▶ _Task prompt_
Single out each line with the word "image" and copy it.

▶ _Material supplied_
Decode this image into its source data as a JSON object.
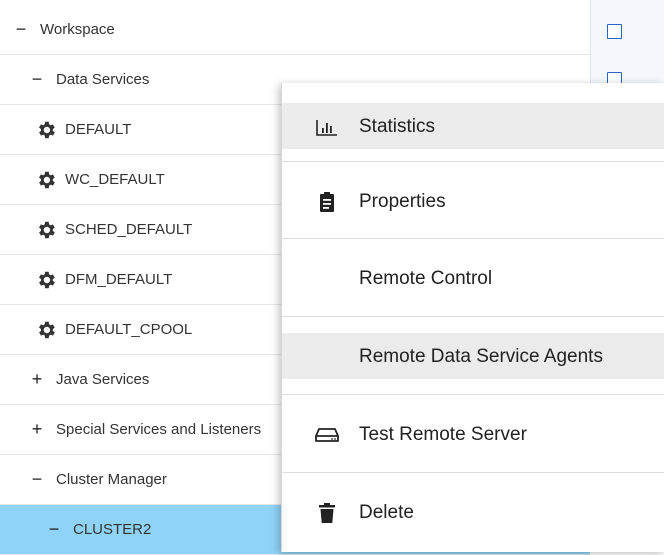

--

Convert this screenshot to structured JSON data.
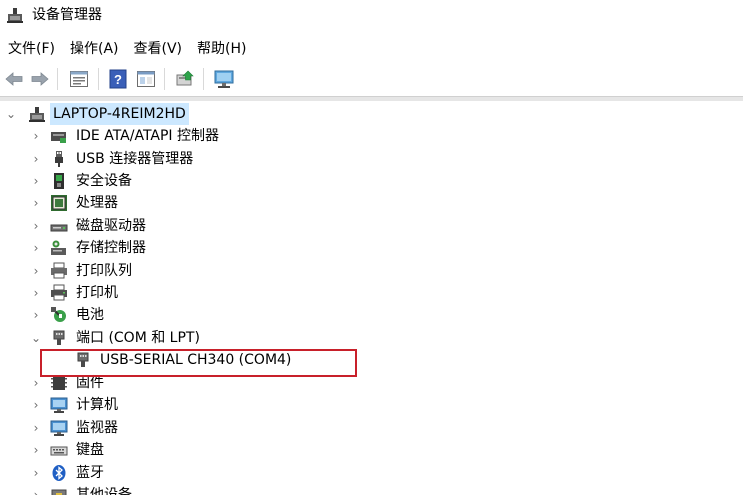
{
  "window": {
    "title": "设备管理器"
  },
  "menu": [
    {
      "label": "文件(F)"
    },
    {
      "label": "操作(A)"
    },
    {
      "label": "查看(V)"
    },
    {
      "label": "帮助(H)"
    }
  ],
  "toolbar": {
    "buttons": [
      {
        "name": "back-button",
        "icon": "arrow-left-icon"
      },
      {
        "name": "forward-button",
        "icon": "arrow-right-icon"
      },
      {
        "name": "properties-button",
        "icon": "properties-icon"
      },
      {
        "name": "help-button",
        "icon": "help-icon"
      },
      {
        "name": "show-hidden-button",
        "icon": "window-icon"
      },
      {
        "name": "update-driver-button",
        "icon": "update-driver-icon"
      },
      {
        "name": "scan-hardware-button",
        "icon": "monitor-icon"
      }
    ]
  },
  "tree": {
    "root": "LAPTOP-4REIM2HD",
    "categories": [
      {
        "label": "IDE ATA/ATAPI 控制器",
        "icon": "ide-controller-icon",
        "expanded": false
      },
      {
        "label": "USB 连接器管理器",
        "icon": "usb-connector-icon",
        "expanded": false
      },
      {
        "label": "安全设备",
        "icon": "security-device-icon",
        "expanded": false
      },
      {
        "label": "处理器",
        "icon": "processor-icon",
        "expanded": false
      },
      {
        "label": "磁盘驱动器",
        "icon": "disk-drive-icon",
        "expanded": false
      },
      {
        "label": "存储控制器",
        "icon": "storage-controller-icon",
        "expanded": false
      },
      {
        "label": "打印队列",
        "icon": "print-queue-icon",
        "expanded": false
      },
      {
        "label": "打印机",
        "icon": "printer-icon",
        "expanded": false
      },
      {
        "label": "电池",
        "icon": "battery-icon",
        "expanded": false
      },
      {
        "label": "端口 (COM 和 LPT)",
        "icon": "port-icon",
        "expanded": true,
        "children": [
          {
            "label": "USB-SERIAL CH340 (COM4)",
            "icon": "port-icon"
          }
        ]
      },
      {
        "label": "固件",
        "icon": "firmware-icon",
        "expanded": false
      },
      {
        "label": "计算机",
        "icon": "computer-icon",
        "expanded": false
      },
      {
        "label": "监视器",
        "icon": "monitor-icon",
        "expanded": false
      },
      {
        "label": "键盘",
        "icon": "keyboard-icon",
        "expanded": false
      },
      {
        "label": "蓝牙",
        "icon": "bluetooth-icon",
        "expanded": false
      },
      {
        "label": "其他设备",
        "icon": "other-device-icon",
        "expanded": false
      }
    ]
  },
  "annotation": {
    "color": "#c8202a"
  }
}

...

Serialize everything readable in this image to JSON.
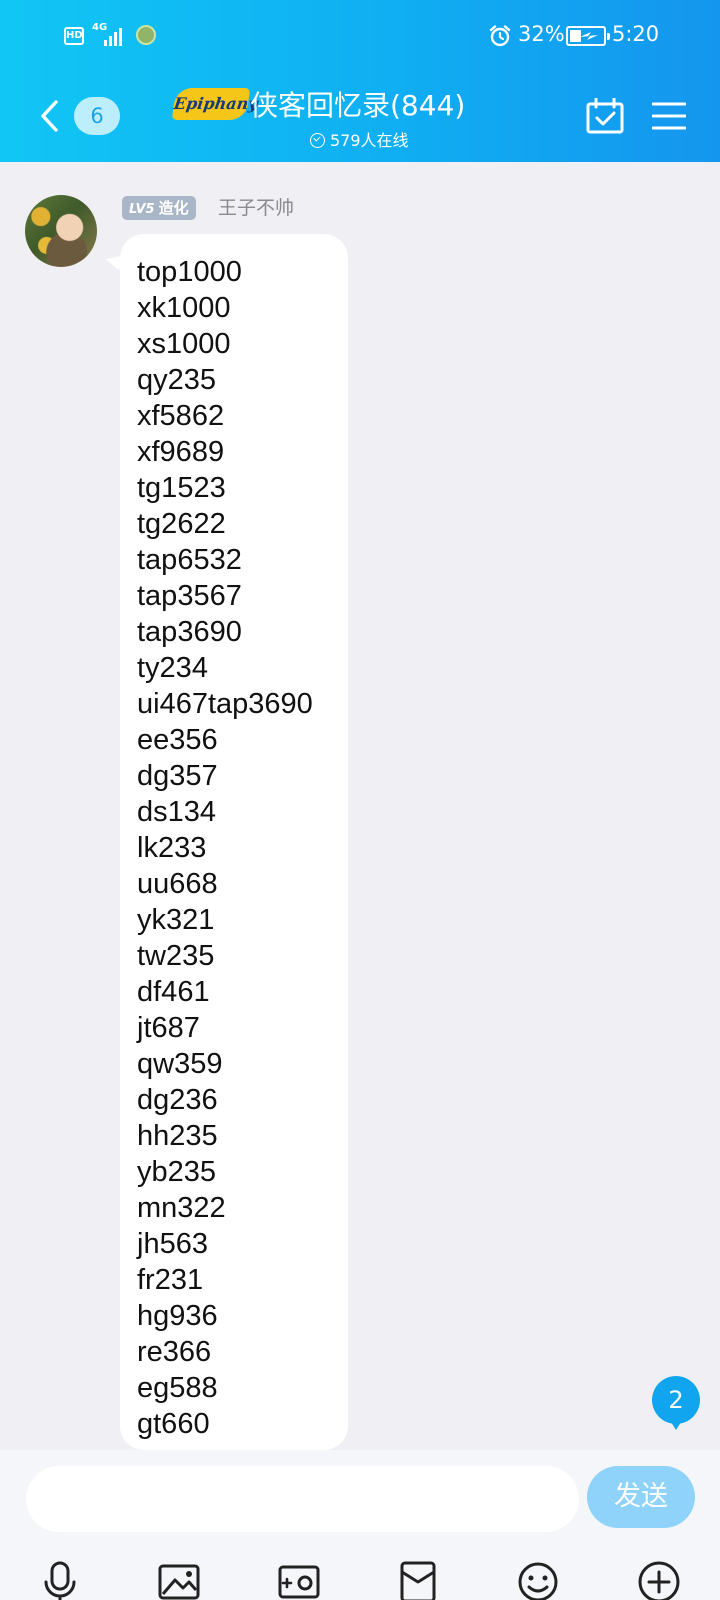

▶ _Written response_
Decode this image into its source data as a JSON object.
Serialize everything readable in this image to JSON.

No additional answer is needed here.